— Begin —

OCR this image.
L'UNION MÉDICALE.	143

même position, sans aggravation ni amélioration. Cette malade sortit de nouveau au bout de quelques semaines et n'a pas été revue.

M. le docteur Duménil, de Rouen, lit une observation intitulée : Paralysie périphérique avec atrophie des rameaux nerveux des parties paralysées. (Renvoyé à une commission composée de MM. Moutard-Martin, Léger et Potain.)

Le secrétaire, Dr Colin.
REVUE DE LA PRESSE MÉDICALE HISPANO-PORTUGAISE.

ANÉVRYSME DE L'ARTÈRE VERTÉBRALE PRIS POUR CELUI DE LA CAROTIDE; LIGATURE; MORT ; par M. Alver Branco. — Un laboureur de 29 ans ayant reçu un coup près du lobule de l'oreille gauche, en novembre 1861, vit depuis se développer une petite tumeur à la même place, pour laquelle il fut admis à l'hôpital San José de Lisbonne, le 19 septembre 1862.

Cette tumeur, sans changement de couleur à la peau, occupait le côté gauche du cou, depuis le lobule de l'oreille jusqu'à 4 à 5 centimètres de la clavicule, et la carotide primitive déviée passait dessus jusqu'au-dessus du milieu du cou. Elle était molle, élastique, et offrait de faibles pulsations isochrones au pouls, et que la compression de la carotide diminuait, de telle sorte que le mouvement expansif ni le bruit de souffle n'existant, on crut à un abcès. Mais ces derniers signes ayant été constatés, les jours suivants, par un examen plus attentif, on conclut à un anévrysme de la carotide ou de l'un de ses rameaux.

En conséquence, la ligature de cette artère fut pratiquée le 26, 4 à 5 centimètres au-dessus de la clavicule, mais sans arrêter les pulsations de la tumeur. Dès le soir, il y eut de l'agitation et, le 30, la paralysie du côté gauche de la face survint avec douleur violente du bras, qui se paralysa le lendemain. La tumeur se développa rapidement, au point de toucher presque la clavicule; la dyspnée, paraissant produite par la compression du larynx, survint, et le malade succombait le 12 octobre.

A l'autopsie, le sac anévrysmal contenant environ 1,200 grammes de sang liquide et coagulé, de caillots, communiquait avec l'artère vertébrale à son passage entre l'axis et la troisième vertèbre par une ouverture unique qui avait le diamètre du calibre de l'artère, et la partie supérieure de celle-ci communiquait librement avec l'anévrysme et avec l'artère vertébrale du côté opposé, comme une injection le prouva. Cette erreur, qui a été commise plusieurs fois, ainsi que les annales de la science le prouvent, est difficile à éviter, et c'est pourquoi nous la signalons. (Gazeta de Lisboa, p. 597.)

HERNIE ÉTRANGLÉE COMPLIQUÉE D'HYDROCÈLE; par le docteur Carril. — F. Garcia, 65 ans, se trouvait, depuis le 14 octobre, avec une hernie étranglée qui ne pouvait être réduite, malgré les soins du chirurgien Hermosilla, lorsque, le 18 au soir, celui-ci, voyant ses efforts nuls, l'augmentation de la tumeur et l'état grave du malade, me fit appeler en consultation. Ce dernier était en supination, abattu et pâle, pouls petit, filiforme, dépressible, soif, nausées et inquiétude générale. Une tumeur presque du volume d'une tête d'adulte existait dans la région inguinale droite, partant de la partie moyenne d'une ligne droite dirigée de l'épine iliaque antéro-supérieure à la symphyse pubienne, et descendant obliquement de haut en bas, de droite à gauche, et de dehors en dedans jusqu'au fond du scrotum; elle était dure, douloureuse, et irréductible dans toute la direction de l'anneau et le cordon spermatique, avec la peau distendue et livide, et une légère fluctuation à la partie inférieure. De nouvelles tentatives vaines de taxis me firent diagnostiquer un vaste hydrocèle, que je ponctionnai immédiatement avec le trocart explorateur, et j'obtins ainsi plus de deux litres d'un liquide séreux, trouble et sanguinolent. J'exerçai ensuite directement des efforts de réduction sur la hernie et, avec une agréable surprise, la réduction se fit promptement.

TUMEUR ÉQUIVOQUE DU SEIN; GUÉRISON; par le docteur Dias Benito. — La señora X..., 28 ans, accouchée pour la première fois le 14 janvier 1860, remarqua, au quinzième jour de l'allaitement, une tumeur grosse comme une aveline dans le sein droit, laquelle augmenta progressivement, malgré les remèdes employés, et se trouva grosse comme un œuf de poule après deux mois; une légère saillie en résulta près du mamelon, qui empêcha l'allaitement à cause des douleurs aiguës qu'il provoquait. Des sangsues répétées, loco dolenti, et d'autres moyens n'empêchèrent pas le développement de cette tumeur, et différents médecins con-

— End —

STATED PROBLEM:
Transcribe every entry exactly.

WRITTEN REPLY:
OCR this image.
L'UNION MÉDICALE.	143

même position, sans aggravation ni amélioration. Cette malade sortit de nouveau au bout de quelques semaines et n'a pas été revue.

M. le docteur Duménil, de Rouen, lit une observation intitulée : Paralysie périphérique avec atrophie des rameaux nerveux des parties paralysées. (Renvoyé à une commission composée de MM. Moutard-Martin, Léger et Potain.)

Le secrétaire, Dr Colin.
REVUE DE LA PRESSE MÉDICALE HISPANO-PORTUGAISE.

ANÉVRYSME DE L'ARTÈRE VERTÉBRALE PRIS POUR CELUI DE LA CAROTIDE; LIGATURE; MORT ; par M. Alver Branco. — Un laboureur de 29 ans ayant reçu un coup près du lobule de l'oreille gauche, en novembre 1861, vit depuis se développer une petite tumeur à la même place, pour laquelle il fut admis à l'hôpital San José de Lisbonne, le 19 septembre 1862.

Cette tumeur, sans changement de couleur à la peau, occupait le côté gauche du cou, depuis le lobule de l'oreille jusqu'à 4 à 5 centimètres de la clavicule, et la carotide primitive déviée passait dessus jusqu'au-dessus du milieu du cou. Elle était molle, élastique, et offrait de faibles pulsations isochrones au pouls, et que la compression de la carotide diminuait, de telle sorte que le mouvement expansif ni le bruit de souffle n'existant, on crut à un abcès. Mais ces derniers signes ayant été constatés, les jours suivants, par un examen plus attentif, on conclut à un anévrysme de la carotide ou de l'un de ses rameaux.

En conséquence, la ligature de cette artère fut pratiquée le 26, 4 à 5 centimètres au-dessus de la clavicule, mais sans arrêter les pulsations de la tumeur. Dès le soir, il y eut de l'agitation et, le 30, la paralysie du côté gauche de la face survint avec douleur violente du bras, qui se paralysa le lendemain. La tumeur se développa rapidement, au point de toucher presque la clavicule; la dyspnée, paraissant produite par la compression du larynx, survint, et le malade succombait le 12 octobre.

A l'autopsie, le sac anévrysmal contenant environ 1,200 grammes de sang liquide et coagulé, de caillots, communiquait avec l'artère vertébrale à son passage entre l'axis et la troisième vertèbre par une ouverture unique qui avait le diamètre du calibre de l'artère, et la partie supérieure de celle-ci communiquait librement avec l'anévrysme et avec l'artère vertébrale du côté opposé, comme une injection le prouva. Cette erreur, qui a été commise plusieurs fois, ainsi que les annales de la science le prouvent, est difficile à éviter, et c'est pourquoi nous la signalons. (Gazeta de Lisboa, p. 597.)

HERNIE ÉTRANGLÉE COMPLIQUÉE D'HYDROCÈLE; par le docteur Carril. — F. Garcia, 65 ans, se trouvait, depuis le 14 octobre, avec une hernie étranglée qui ne pouvait être réduite, malgré les soins du chirurgien Hermosilla, lorsque, le 18 au soir, celui-ci, voyant ses efforts nuls, l'augmentation de la tumeur et l'état grave du malade, me fit appeler en consultation. Ce dernier était en supination, abattu et pâle, pouls petit, filiforme, dépressible, soif, nausées et inquiétude générale. Une tumeur presque du volume d'une tête d'adulte existait dans la région inguinale droite, partant de la partie moyenne d'une ligne droite dirigée de l'épine iliaque antéro-supérieure à la symphyse pubienne, et descendant obliquement de haut en bas, de droite à gauche, et de dehors en dedans jusqu'au fond du scrotum; elle était dure, douloureuse, et irréductible dans toute la direction de l'anneau et le cordon spermatique, avec la peau distendue et livide, et une légère fluctuation à la partie inférieure. De nouvelles tentatives vaines de taxis me firent diagnostiquer un vaste hydrocèle, que je ponctionnai immédiatement avec le trocart explorateur, et j'obtins ainsi plus de deux litres d'un liquide séreux, trouble et sanguinolent. J'exerçai ensuite directement des efforts de réduction sur la hernie et, avec une agréable surprise, la réduction se fit promptement.

TUMEUR ÉQUIVOQUE DU SEIN; GUÉRISON; par le docteur Dias Benito. — La señora X..., 28 ans, accouchée pour la première fois le 14 janvier 1860, remarqua, au quinzième jour de l'allaitement, une tumeur grosse comme une aveline dans le sein droit, laquelle augmenta progressivement, malgré les remèdes employés, et se trouva grosse comme un œuf de poule après deux mois; une légère saillie en résulta près du mamelon, qui empêcha l'allaitement à cause des douleurs aiguës qu'il provoquait. Des sangsues répétées, loco dolenti, et d'autres moyens n'empêchèrent pas le développement de cette tumeur, et différents médecins con-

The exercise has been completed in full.